[The problem]: Copy nothing but the text: repeat each entry exactly and drop the images.

Data tied to figure images
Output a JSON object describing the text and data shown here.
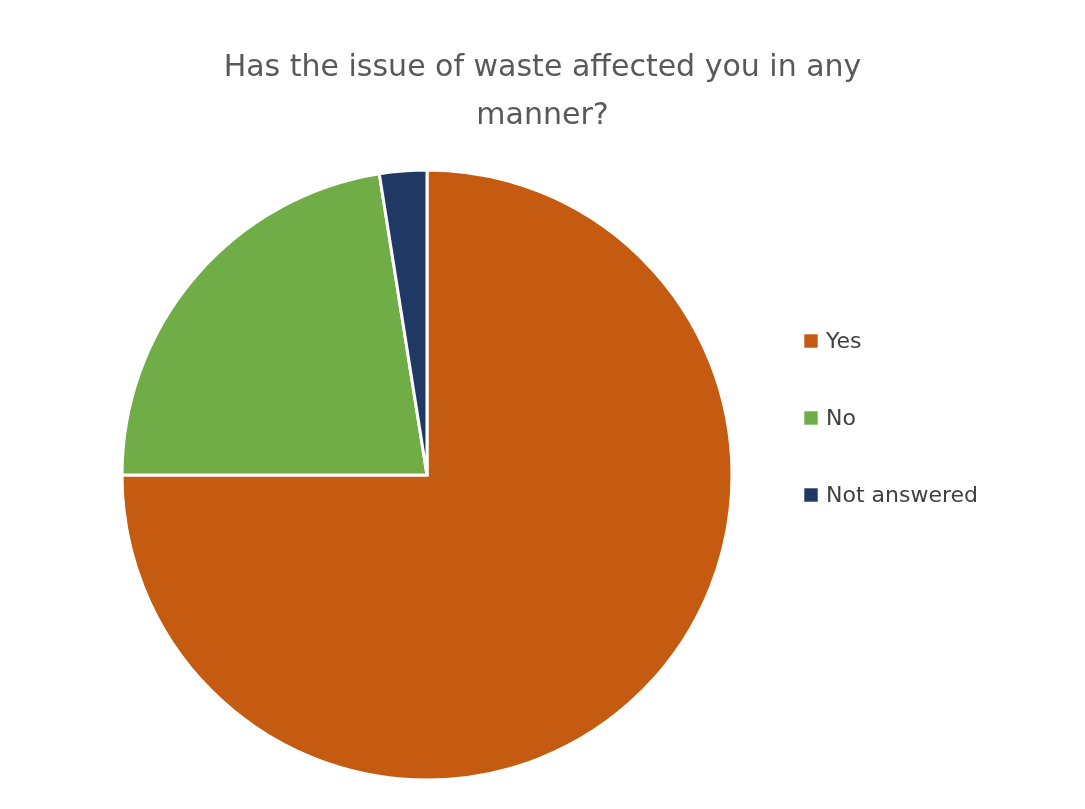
{
  "chart_data": {
    "type": "pie",
    "title": "Has the issue of waste affected you in any manner?",
    "categories": [
      "Yes",
      "No",
      "Not answered"
    ],
    "values": [
      75,
      22.5,
      2.5
    ],
    "colors": [
      "#c55a11",
      "#70ad47",
      "#203864"
    ],
    "legend": "right"
  }
}
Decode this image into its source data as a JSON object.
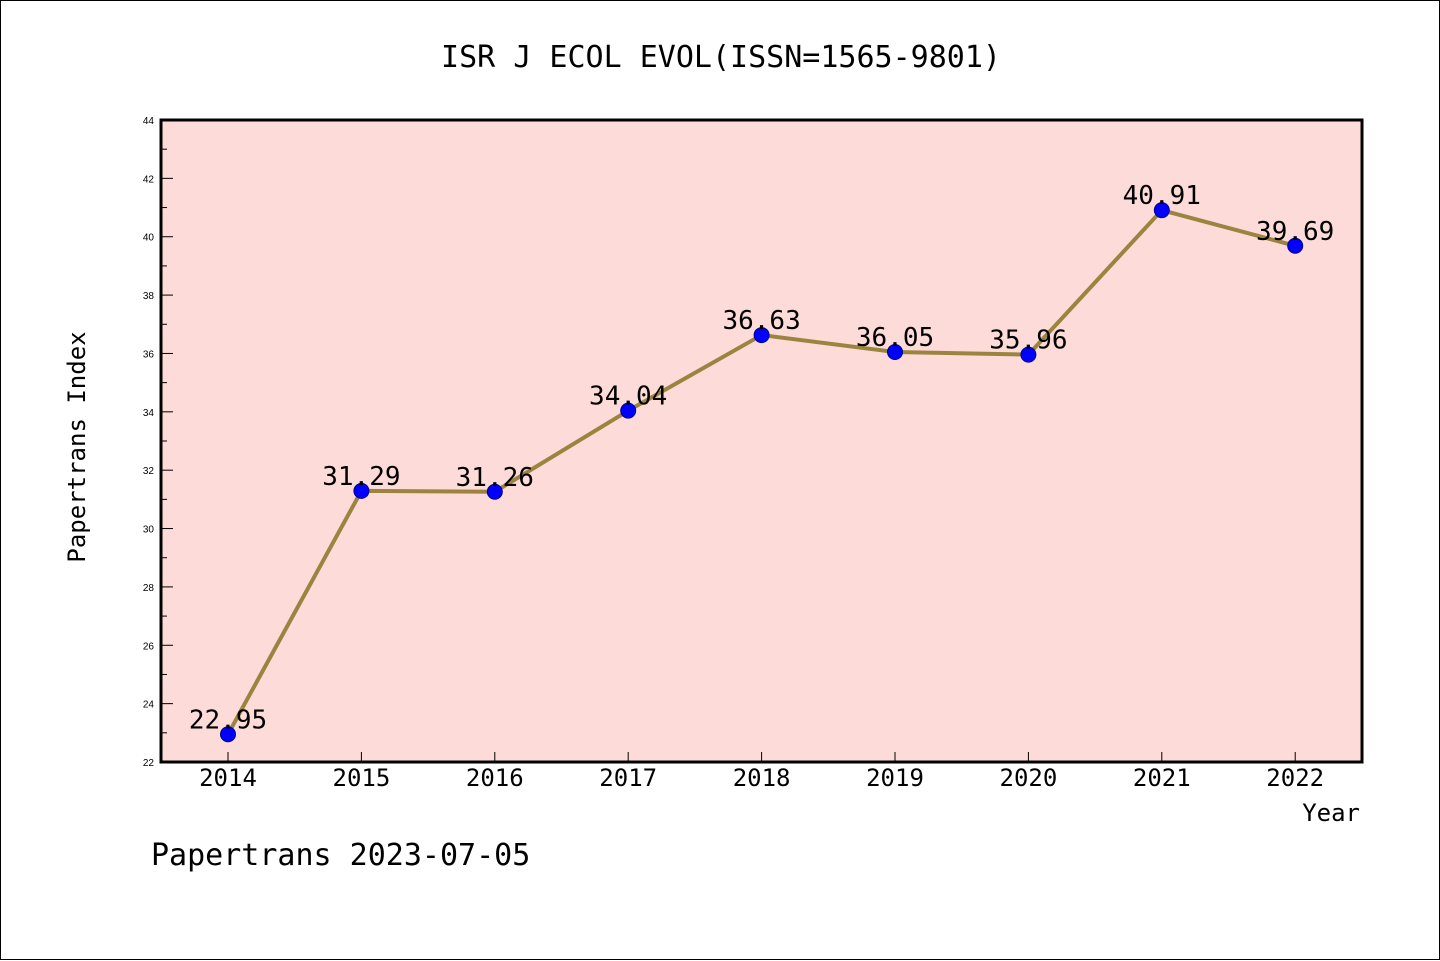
{
  "chart_data": {
    "type": "line",
    "title": "ISR J ECOL EVOL(ISSN=1565-9801)",
    "xlabel": "Year",
    "ylabel": "Papertrans Index",
    "categories": [
      "2014",
      "2015",
      "2016",
      "2017",
      "2018",
      "2019",
      "2020",
      "2021",
      "2022"
    ],
    "values": [
      22.95,
      31.29,
      31.26,
      34.04,
      36.63,
      36.05,
      35.96,
      40.91,
      39.69
    ],
    "data_labels": [
      "22.95",
      "31.29",
      "31.26",
      "34.04",
      "36.63",
      "36.05",
      "35.96",
      "40.91",
      "39.69"
    ],
    "ylim": [
      22,
      44
    ],
    "yticks": [
      22,
      24,
      26,
      28,
      30,
      32,
      34,
      36,
      38,
      40,
      42,
      44
    ],
    "grid": false,
    "colors": {
      "plot_background": "#fddbd8",
      "line": "#9b8340",
      "marker": "#0000ff",
      "marker_edge": "#00008b"
    }
  },
  "footer": {
    "text": "Papertrans 2023-07-05"
  }
}
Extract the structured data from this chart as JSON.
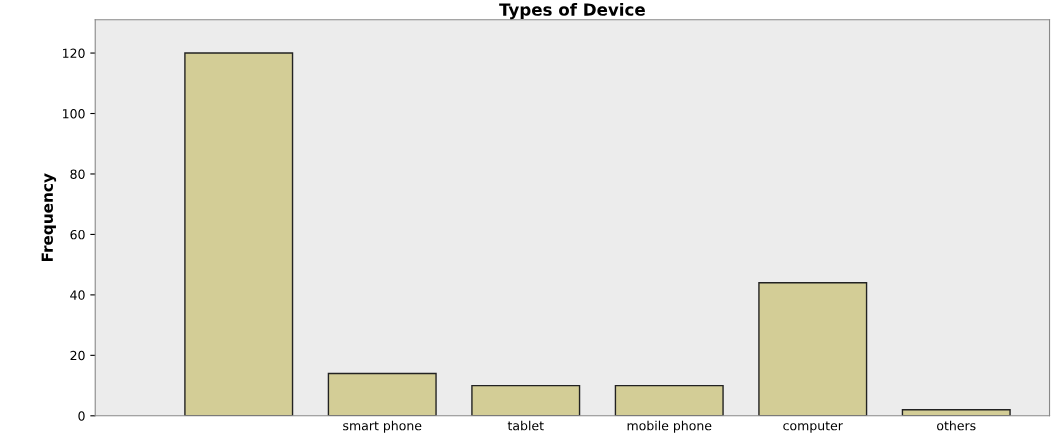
{
  "chart_data": {
    "type": "bar",
    "title": "Types of Device",
    "ylabel": "Frequency",
    "categories": [
      null,
      "smart phone",
      "tablet",
      "mobile phone",
      "computer",
      "others"
    ],
    "values": [
      120,
      14,
      10,
      10,
      44,
      2
    ],
    "color": "#d3cd96",
    "ylim": [
      0,
      131
    ],
    "yticks": [
      0,
      20,
      40,
      60,
      80,
      100,
      120
    ],
    "grid": false,
    "legend": false
  }
}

[Result]:
Output a JSON object describing the text and data shown here.
{
  "chart_data": {
    "type": "pie",
    "title": "Has the issue of waste affected you in any manner?",
    "categories": [
      "Yes",
      "No",
      "Not answered"
    ],
    "values": [
      75,
      22.5,
      2.5
    ],
    "colors": [
      "#c55a11",
      "#70ad47",
      "#203864"
    ],
    "legend": "right"
  }
}
Decode this image into its source data as a JSON object.
{
  "chart_data": {
    "type": "line",
    "title": "ISR J ECOL EVOL(ISSN=1565-9801)",
    "xlabel": "Year",
    "ylabel": "Papertrans Index",
    "categories": [
      "2014",
      "2015",
      "2016",
      "2017",
      "2018",
      "2019",
      "2020",
      "2021",
      "2022"
    ],
    "values": [
      22.95,
      31.29,
      31.26,
      34.04,
      36.63,
      36.05,
      35.96,
      40.91,
      39.69
    ],
    "data_labels": [
      "22.95",
      "31.29",
      "31.26",
      "34.04",
      "36.63",
      "36.05",
      "35.96",
      "40.91",
      "39.69"
    ],
    "ylim": [
      22,
      44
    ],
    "yticks": [
      22,
      24,
      26,
      28,
      30,
      32,
      34,
      36,
      38,
      40,
      42,
      44
    ],
    "grid": false,
    "colors": {
      "plot_background": "#fddbd8",
      "line": "#9b8340",
      "marker": "#0000ff",
      "marker_edge": "#00008b"
    }
  },
  "footer": {
    "text": "Papertrans 2023-07-05"
  }
}
Extract the structured data from this chart as JSON.
{
  "chart_data": {
    "type": "bar",
    "title": "Types of Device",
    "ylabel": "Frequency",
    "categories": [
      null,
      "smart phone",
      "tablet",
      "mobile phone",
      "computer",
      "others"
    ],
    "values": [
      120,
      14,
      10,
      10,
      44,
      2
    ],
    "color": "#d3cd96",
    "ylim": [
      0,
      131
    ],
    "yticks": [
      0,
      20,
      40,
      60,
      80,
      100,
      120
    ],
    "grid": false,
    "legend": false
  }
}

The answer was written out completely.